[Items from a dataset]
^^^^^^^^^^^^^^^^

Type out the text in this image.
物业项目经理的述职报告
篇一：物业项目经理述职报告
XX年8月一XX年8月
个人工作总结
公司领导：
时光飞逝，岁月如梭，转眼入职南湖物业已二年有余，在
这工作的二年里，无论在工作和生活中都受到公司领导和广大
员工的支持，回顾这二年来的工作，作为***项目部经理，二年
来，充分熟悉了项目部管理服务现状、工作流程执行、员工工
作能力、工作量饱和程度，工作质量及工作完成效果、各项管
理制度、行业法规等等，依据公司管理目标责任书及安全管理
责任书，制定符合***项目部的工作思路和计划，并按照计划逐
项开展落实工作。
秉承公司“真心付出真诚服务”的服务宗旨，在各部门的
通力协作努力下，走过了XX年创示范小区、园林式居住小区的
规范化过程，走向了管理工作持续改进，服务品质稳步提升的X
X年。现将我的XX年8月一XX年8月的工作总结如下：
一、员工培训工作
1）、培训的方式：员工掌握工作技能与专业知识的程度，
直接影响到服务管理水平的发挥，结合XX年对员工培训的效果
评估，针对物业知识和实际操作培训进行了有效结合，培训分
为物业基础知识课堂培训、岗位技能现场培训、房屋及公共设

^^^^^^^^^^^^^^^^

Every line above needs to be retyped exactly.

Type out the text in this image.
物业项目经理的述职报告
篇一：物业项目经理述职报告
XX年8月一XX年8月
个人工作总结
公司领导：
时光飞逝，岁月如梭，转眼入职南湖物业已二年有余，在
这工作的二年里，无论在工作和生活中都受到公司领导和广大
员工的支持，回顾这二年来的工作，作为***项目部经理，二年
来，充分熟悉了项目部管理服务现状、工作流程执行、员工工
作能力、工作量饱和程度，工作质量及工作完成效果、各项管
理制度、行业法规等等，依据公司管理目标责任书及安全管理
责任书，制定符合***项目部的工作思路和计划，并按照计划逐
项开展落实工作。
秉承公司“真心付出真诚服务”的服务宗旨，在各部门的
通力协作努力下，走过了XX年创示范小区、园林式居住小区的
规范化过程，走向了管理工作持续改进，服务品质稳步提升的X
X年。现将我的XX年8月一XX年8月的工作总结如下：
一、员工培训工作
1）、培训的方式：员工掌握工作技能与专业知识的程度，
直接影响到服务管理水平的发挥，结合XX年对员工培训的效果
评估，针对物业知识和实际操作培训进行了有效结合，培训分
为物业基础知识课堂培训、岗位技能现场培训、房屋及公共设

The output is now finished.